AIM
Transcribe the entries below exactly; leave every image out.

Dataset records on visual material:
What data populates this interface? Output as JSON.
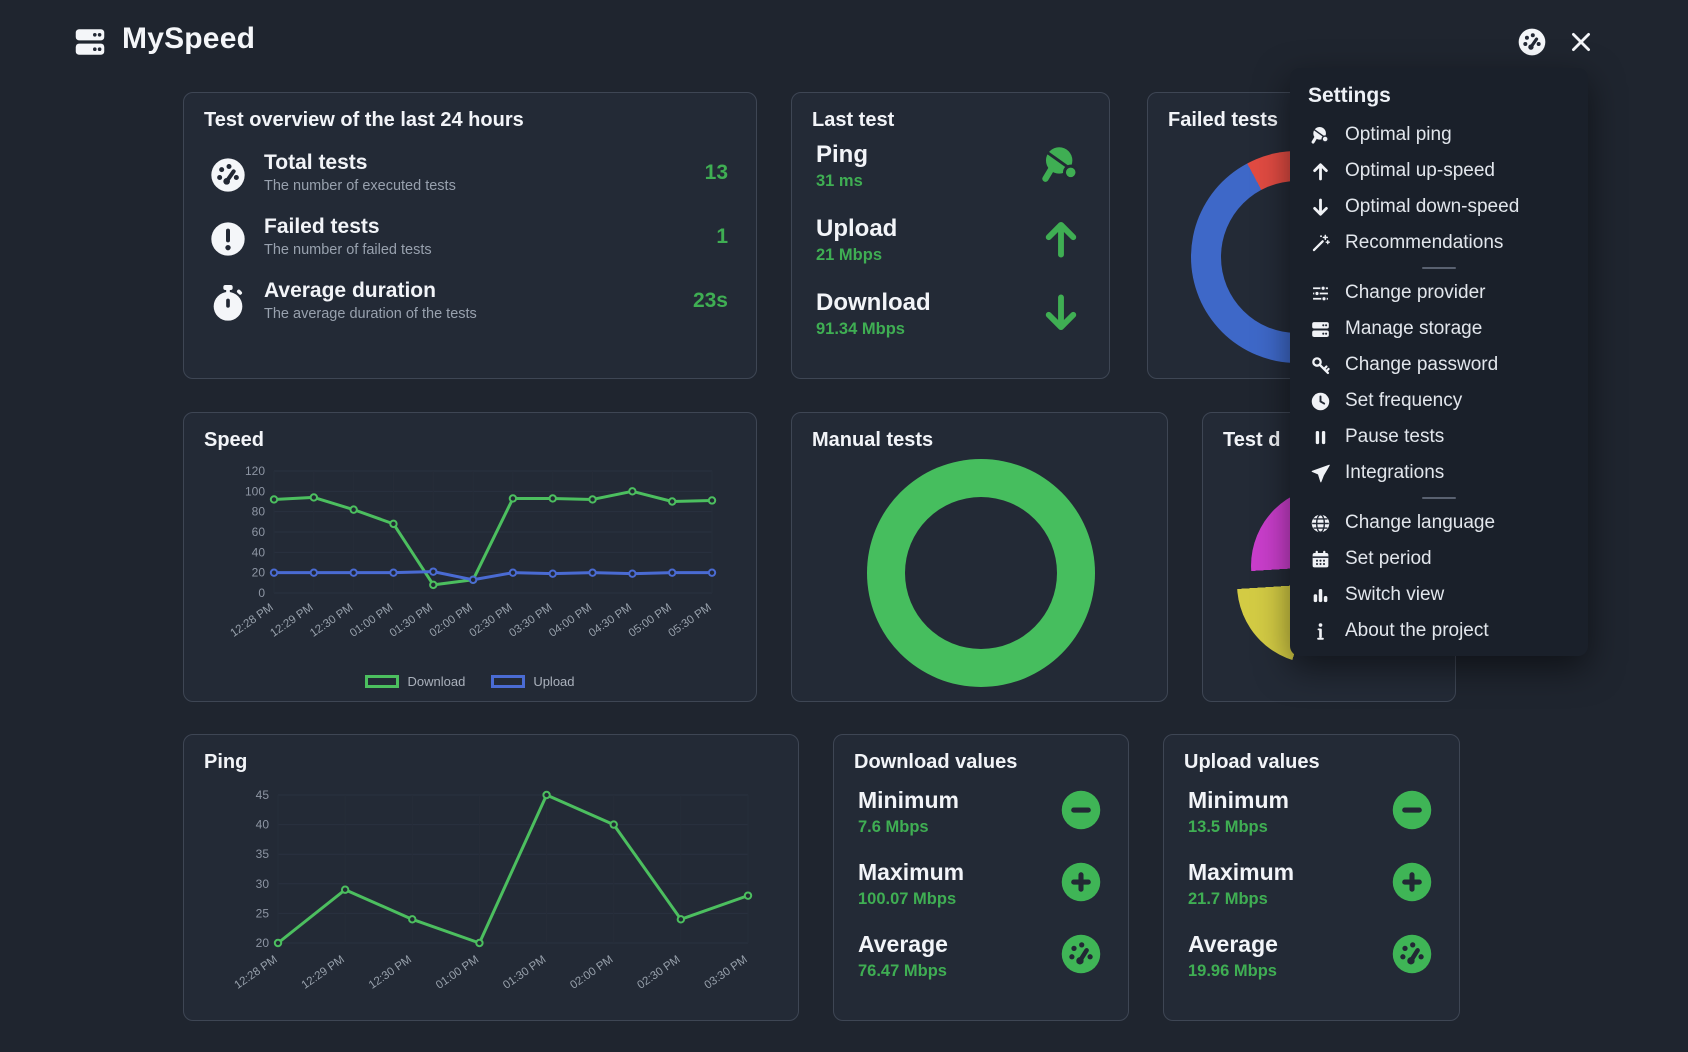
{
  "app": {
    "title": "MySpeed"
  },
  "header": {
    "logo_icon": "server-icon",
    "speedtest_icon": "gauge-icon",
    "close_icon": "close-icon"
  },
  "colors": {
    "accent_green": "#3fae53",
    "chart_green": "#4cbf5f",
    "chart_blue": "#4a6bd3",
    "fail_red": "#e14b42",
    "donut_blue": "#3e68c8",
    "pie_magenta": "#c93ecb",
    "pie_yellow": "#d3cb44",
    "pie_green": "#3fb54a"
  },
  "cards": {
    "overview": {
      "title": "Test overview of the last 24 hours",
      "rows": [
        {
          "icon": "gauge-icon",
          "label": "Total tests",
          "sub": "The number of executed tests",
          "value": "13"
        },
        {
          "icon": "exclamation-icon",
          "label": "Failed tests",
          "sub": "The number of failed tests",
          "value": "1"
        },
        {
          "icon": "stopwatch-icon",
          "label": "Average duration",
          "sub": "The average duration of the tests",
          "value": "23s"
        }
      ]
    },
    "last_test": {
      "title": "Last test",
      "rows": [
        {
          "label": "Ping",
          "value": "31 ms",
          "icon": "table-tennis-icon"
        },
        {
          "label": "Upload",
          "value": "21 Mbps",
          "icon": "arrow-up-icon"
        },
        {
          "label": "Download",
          "value": "91.34 Mbps",
          "icon": "arrow-down-icon"
        }
      ]
    },
    "failed_tests": {
      "title": "Failed tests",
      "chart_data": {
        "type": "pie",
        "donut": true,
        "start_deg": -28,
        "slices": [
          {
            "value": 1,
            "color": "#e14b42"
          },
          {
            "value": 12,
            "color": "#3e68c8"
          }
        ]
      }
    },
    "speed": {
      "title": "Speed",
      "chart_data": {
        "type": "line",
        "categories": [
          "12:28 PM",
          "12:29 PM",
          "12:30 PM",
          "01:00 PM",
          "01:30 PM",
          "02:00 PM",
          "02:30 PM",
          "03:30 PM",
          "04:00 PM",
          "04:30 PM",
          "05:00 PM",
          "05:30 PM"
        ],
        "series": [
          {
            "name": "Download",
            "color": "#4cbf5f",
            "values": [
              92,
              94,
              82,
              68,
              8,
              13,
              93,
              93,
              92,
              100,
              90,
              91
            ]
          },
          {
            "name": "Upload",
            "color": "#4a6bd3",
            "values": [
              20,
              20,
              20,
              20,
              21,
              13,
              20,
              19,
              20,
              19,
              20,
              20
            ]
          }
        ],
        "ylim": [
          0,
          120
        ],
        "yticks": [
          0,
          20,
          40,
          60,
          80,
          100,
          120
        ],
        "legend_position": "bottom",
        "grid": true
      }
    },
    "manual_tests": {
      "title": "Manual tests",
      "chart_data": {
        "type": "pie",
        "donut": true,
        "start_deg": 0,
        "slices": [
          {
            "value": 1,
            "color": "#46be5e"
          }
        ]
      }
    },
    "test_duration": {
      "title": "Test d",
      "chart_data": {
        "type": "pie",
        "donut": false,
        "start_deg": 0,
        "slices": [
          {
            "value": 55,
            "color": "#3fb54a"
          },
          {
            "value": 19,
            "color": "#d3cb44",
            "exploded": true
          },
          {
            "value": 18,
            "color": "#c93ecb"
          },
          {
            "value": 8,
            "color": "#3fb54a"
          }
        ]
      }
    },
    "ping": {
      "title": "Ping",
      "chart_data": {
        "type": "line",
        "categories": [
          "12:28 PM",
          "12:29 PM",
          "12:30 PM",
          "01:00 PM",
          "01:30 PM",
          "02:00 PM",
          "02:30 PM",
          "03:30 PM"
        ],
        "series": [
          {
            "name": "Ping",
            "color": "#4cbf5f",
            "values": [
              20,
              29,
              24,
              20,
              45,
              40,
              24,
              28
            ]
          }
        ],
        "ylim": [
          20,
          45
        ],
        "yticks": [
          20,
          25,
          30,
          35,
          40,
          45
        ],
        "legend_position": "none",
        "grid": true
      }
    },
    "download_values": {
      "title": "Download values",
      "rows": [
        {
          "label": "Minimum",
          "value": "7.6 Mbps",
          "icon": "minus-circle-icon"
        },
        {
          "label": "Maximum",
          "value": "100.07 Mbps",
          "icon": "plus-circle-icon"
        },
        {
          "label": "Average",
          "value": "76.47 Mbps",
          "icon": "gauge-circle-icon"
        }
      ]
    },
    "upload_values": {
      "title": "Upload values",
      "rows": [
        {
          "label": "Minimum",
          "value": "13.5 Mbps",
          "icon": "minus-circle-icon"
        },
        {
          "label": "Maximum",
          "value": "21.7 Mbps",
          "icon": "plus-circle-icon"
        },
        {
          "label": "Average",
          "value": "19.96 Mbps",
          "icon": "gauge-circle-icon"
        }
      ]
    }
  },
  "settings_menu": {
    "title": "Settings",
    "groups": [
      [
        {
          "icon": "table-tennis-icon",
          "label": "Optimal ping"
        },
        {
          "icon": "arrow-up-icon",
          "label": "Optimal up-speed"
        },
        {
          "icon": "arrow-down-icon",
          "label": "Optimal down-speed"
        },
        {
          "icon": "magic-wand-icon",
          "label": "Recommendations"
        }
      ],
      [
        {
          "icon": "sliders-icon",
          "label": "Change provider"
        },
        {
          "icon": "server-icon",
          "label": "Manage storage"
        },
        {
          "icon": "key-icon",
          "label": "Change password"
        },
        {
          "icon": "clock-icon",
          "label": "Set frequency"
        },
        {
          "icon": "pause-icon",
          "label": "Pause tests"
        },
        {
          "icon": "send-icon",
          "label": "Integrations"
        }
      ],
      [
        {
          "icon": "globe-icon",
          "label": "Change language"
        },
        {
          "icon": "calendar-icon",
          "label": "Set period"
        },
        {
          "icon": "bar-chart-icon",
          "label": "Switch view"
        },
        {
          "icon": "info-icon",
          "label": "About the project"
        }
      ]
    ]
  }
}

EXPECTED ANSWER
What data populates this interface? Output as JSON.
{
  "app": {
    "title": "MySpeed"
  },
  "header": {
    "logo_icon": "server-icon",
    "speedtest_icon": "gauge-icon",
    "close_icon": "close-icon"
  },
  "colors": {
    "accent_green": "#3fae53",
    "chart_green": "#4cbf5f",
    "chart_blue": "#4a6bd3",
    "fail_red": "#e14b42",
    "donut_blue": "#3e68c8",
    "pie_magenta": "#c93ecb",
    "pie_yellow": "#d3cb44",
    "pie_green": "#3fb54a"
  },
  "cards": {
    "overview": {
      "title": "Test overview of the last 24 hours",
      "rows": [
        {
          "icon": "gauge-icon",
          "label": "Total tests",
          "sub": "The number of executed tests",
          "value": "13"
        },
        {
          "icon": "exclamation-icon",
          "label": "Failed tests",
          "sub": "The number of failed tests",
          "value": "1"
        },
        {
          "icon": "stopwatch-icon",
          "label": "Average duration",
          "sub": "The average duration of the tests",
          "value": "23s"
        }
      ]
    },
    "last_test": {
      "title": "Last test",
      "rows": [
        {
          "label": "Ping",
          "value": "31 ms",
          "icon": "table-tennis-icon"
        },
        {
          "label": "Upload",
          "value": "21 Mbps",
          "icon": "arrow-up-icon"
        },
        {
          "label": "Download",
          "value": "91.34 Mbps",
          "icon": "arrow-down-icon"
        }
      ]
    },
    "failed_tests": {
      "title": "Failed tests",
      "chart_data": {
        "type": "pie",
        "donut": true,
        "start_deg": -28,
        "slices": [
          {
            "value": 1,
            "color": "#e14b42"
          },
          {
            "value": 12,
            "color": "#3e68c8"
          }
        ]
      }
    },
    "speed": {
      "title": "Speed",
      "chart_data": {
        "type": "line",
        "categories": [
          "12:28 PM",
          "12:29 PM",
          "12:30 PM",
          "01:00 PM",
          "01:30 PM",
          "02:00 PM",
          "02:30 PM",
          "03:30 PM",
          "04:00 PM",
          "04:30 PM",
          "05:00 PM",
          "05:30 PM"
        ],
        "series": [
          {
            "name": "Download",
            "color": "#4cbf5f",
            "values": [
              92,
              94,
              82,
              68,
              8,
              13,
              93,
              93,
              92,
              100,
              90,
              91
            ]
          },
          {
            "name": "Upload",
            "color": "#4a6bd3",
            "values": [
              20,
              20,
              20,
              20,
              21,
              13,
              20,
              19,
              20,
              19,
              20,
              20
            ]
          }
        ],
        "ylim": [
          0,
          120
        ],
        "yticks": [
          0,
          20,
          40,
          60,
          80,
          100,
          120
        ],
        "legend_position": "bottom",
        "grid": true
      }
    },
    "manual_tests": {
      "title": "Manual tests",
      "chart_data": {
        "type": "pie",
        "donut": true,
        "start_deg": 0,
        "slices": [
          {
            "value": 1,
            "color": "#46be5e"
          }
        ]
      }
    },
    "test_duration": {
      "title": "Test d",
      "chart_data": {
        "type": "pie",
        "donut": false,
        "start_deg": 0,
        "slices": [
          {
            "value": 55,
            "color": "#3fb54a"
          },
          {
            "value": 19,
            "color": "#d3cb44",
            "exploded": true
          },
          {
            "value": 18,
            "color": "#c93ecb"
          },
          {
            "value": 8,
            "color": "#3fb54a"
          }
        ]
      }
    },
    "ping": {
      "title": "Ping",
      "chart_data": {
        "type": "line",
        "categories": [
          "12:28 PM",
          "12:29 PM",
          "12:30 PM",
          "01:00 PM",
          "01:30 PM",
          "02:00 PM",
          "02:30 PM",
          "03:30 PM"
        ],
        "series": [
          {
            "name": "Ping",
            "color": "#4cbf5f",
            "values": [
              20,
              29,
              24,
              20,
              45,
              40,
              24,
              28
            ]
          }
        ],
        "ylim": [
          20,
          45
        ],
        "yticks": [
          20,
          25,
          30,
          35,
          40,
          45
        ],
        "legend_position": "none",
        "grid": true
      }
    },
    "download_values": {
      "title": "Download values",
      "rows": [
        {
          "label": "Minimum",
          "value": "7.6 Mbps",
          "icon": "minus-circle-icon"
        },
        {
          "label": "Maximum",
          "value": "100.07 Mbps",
          "icon": "plus-circle-icon"
        },
        {
          "label": "Average",
          "value": "76.47 Mbps",
          "icon": "gauge-circle-icon"
        }
      ]
    },
    "upload_values": {
      "title": "Upload values",
      "rows": [
        {
          "label": "Minimum",
          "value": "13.5 Mbps",
          "icon": "minus-circle-icon"
        },
        {
          "label": "Maximum",
          "value": "21.7 Mbps",
          "icon": "plus-circle-icon"
        },
        {
          "label": "Average",
          "value": "19.96 Mbps",
          "icon": "gauge-circle-icon"
        }
      ]
    }
  },
  "settings_menu": {
    "title": "Settings",
    "groups": [
      [
        {
          "icon": "table-tennis-icon",
          "label": "Optimal ping"
        },
        {
          "icon": "arrow-up-icon",
          "label": "Optimal up-speed"
        },
        {
          "icon": "arrow-down-icon",
          "label": "Optimal down-speed"
        },
        {
          "icon": "magic-wand-icon",
          "label": "Recommendations"
        }
      ],
      [
        {
          "icon": "sliders-icon",
          "label": "Change provider"
        },
        {
          "icon": "server-icon",
          "label": "Manage storage"
        },
        {
          "icon": "key-icon",
          "label": "Change password"
        },
        {
          "icon": "clock-icon",
          "label": "Set frequency"
        },
        {
          "icon": "pause-icon",
          "label": "Pause tests"
        },
        {
          "icon": "send-icon",
          "label": "Integrations"
        }
      ],
      [
        {
          "icon": "globe-icon",
          "label": "Change language"
        },
        {
          "icon": "calendar-icon",
          "label": "Set period"
        },
        {
          "icon": "bar-chart-icon",
          "label": "Switch view"
        },
        {
          "icon": "info-icon",
          "label": "About the project"
        }
      ]
    ]
  }
}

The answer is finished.